To do
Make an exact copy of all the material below, apart from the pictures.

Excerpted data
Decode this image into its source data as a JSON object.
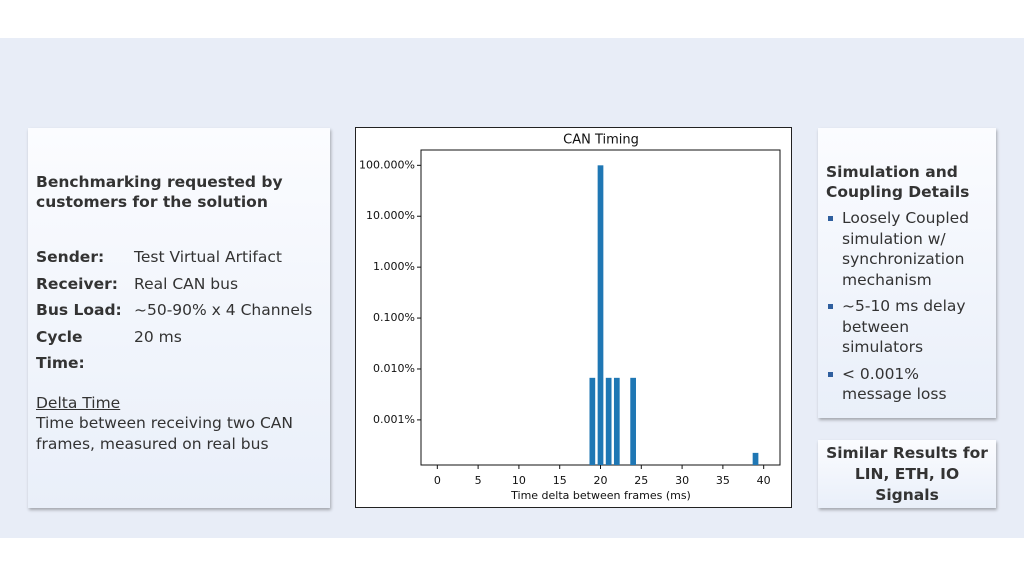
{
  "left_panel": {
    "heading": "Benchmarking requested by customers for the solution",
    "fields": [
      {
        "label": "Sender:",
        "value": "Test Virtual Artifact"
      },
      {
        "label": "Receiver:",
        "value": "Real CAN bus"
      },
      {
        "label": "Bus Load:",
        "value": "~50-90% x 4 Channels"
      },
      {
        "label": "Cycle Time:",
        "value": "20 ms"
      }
    ],
    "delta_title": "Delta Time",
    "delta_text": "Time between receiving two CAN frames, measured on real bus"
  },
  "chart_data": {
    "type": "bar",
    "title": "CAN Timing",
    "x_label": "Time delta between frames (ms)",
    "x": [
      19,
      20,
      21,
      22,
      24,
      39
    ],
    "values": [
      0.0067,
      100,
      0.0067,
      0.0067,
      0.0067,
      0.000225
    ],
    "color": "#1f77b4",
    "yscale": "log",
    "grid": false,
    "xlim": [
      -2,
      42
    ],
    "xticks": [
      0,
      5,
      10,
      15,
      20,
      25,
      30,
      35,
      40
    ],
    "ylim": [
      0.00013,
      200
    ],
    "yticks": [
      {
        "value": 100,
        "label": "100.000%"
      },
      {
        "value": 10,
        "label": "10.000%"
      },
      {
        "value": 1,
        "label": "1.000%"
      },
      {
        "value": 0.1,
        "label": "0.100%"
      },
      {
        "value": 0.01,
        "label": "0.010%"
      },
      {
        "value": 0.001,
        "label": "0.001%"
      }
    ]
  },
  "right_panel": {
    "heading": "Simulation and Coupling Details",
    "bullets": [
      "Loosely Coupled simulation w/ synchronization mechanism",
      "~5-10 ms delay between simulators",
      "< 0.001% message loss"
    ]
  },
  "bottom_box": {
    "text": "Similar Results for LIN, ETH, IO Signals"
  }
}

Exercise result
Decode this image into its source data as a JSON object.
{
  "left_panel": {
    "heading": "Benchmarking requested by customers for the solution",
    "fields": [
      {
        "label": "Sender:",
        "value": "Test Virtual Artifact"
      },
      {
        "label": "Receiver:",
        "value": "Real CAN bus"
      },
      {
        "label": "Bus Load:",
        "value": "~50-90% x 4 Channels"
      },
      {
        "label": "Cycle Time:",
        "value": "20 ms"
      }
    ],
    "delta_title": "Delta Time",
    "delta_text": "Time between receiving two CAN frames, measured on real bus"
  },
  "chart_data": {
    "type": "bar",
    "title": "CAN Timing",
    "x_label": "Time delta between frames (ms)",
    "x": [
      19,
      20,
      21,
      22,
      24,
      39
    ],
    "values": [
      0.0067,
      100,
      0.0067,
      0.0067,
      0.0067,
      0.000225
    ],
    "color": "#1f77b4",
    "yscale": "log",
    "grid": false,
    "xlim": [
      -2,
      42
    ],
    "xticks": [
      0,
      5,
      10,
      15,
      20,
      25,
      30,
      35,
      40
    ],
    "ylim": [
      0.00013,
      200
    ],
    "yticks": [
      {
        "value": 100,
        "label": "100.000%"
      },
      {
        "value": 10,
        "label": "10.000%"
      },
      {
        "value": 1,
        "label": "1.000%"
      },
      {
        "value": 0.1,
        "label": "0.100%"
      },
      {
        "value": 0.01,
        "label": "0.010%"
      },
      {
        "value": 0.001,
        "label": "0.001%"
      }
    ]
  },
  "right_panel": {
    "heading": "Simulation and Coupling Details",
    "bullets": [
      "Loosely Coupled simulation w/ synchronization mechanism",
      "~5-10 ms delay between simulators",
      "< 0.001% message loss"
    ]
  },
  "bottom_box": {
    "text": "Similar Results for LIN, ETH, IO Signals"
  }
}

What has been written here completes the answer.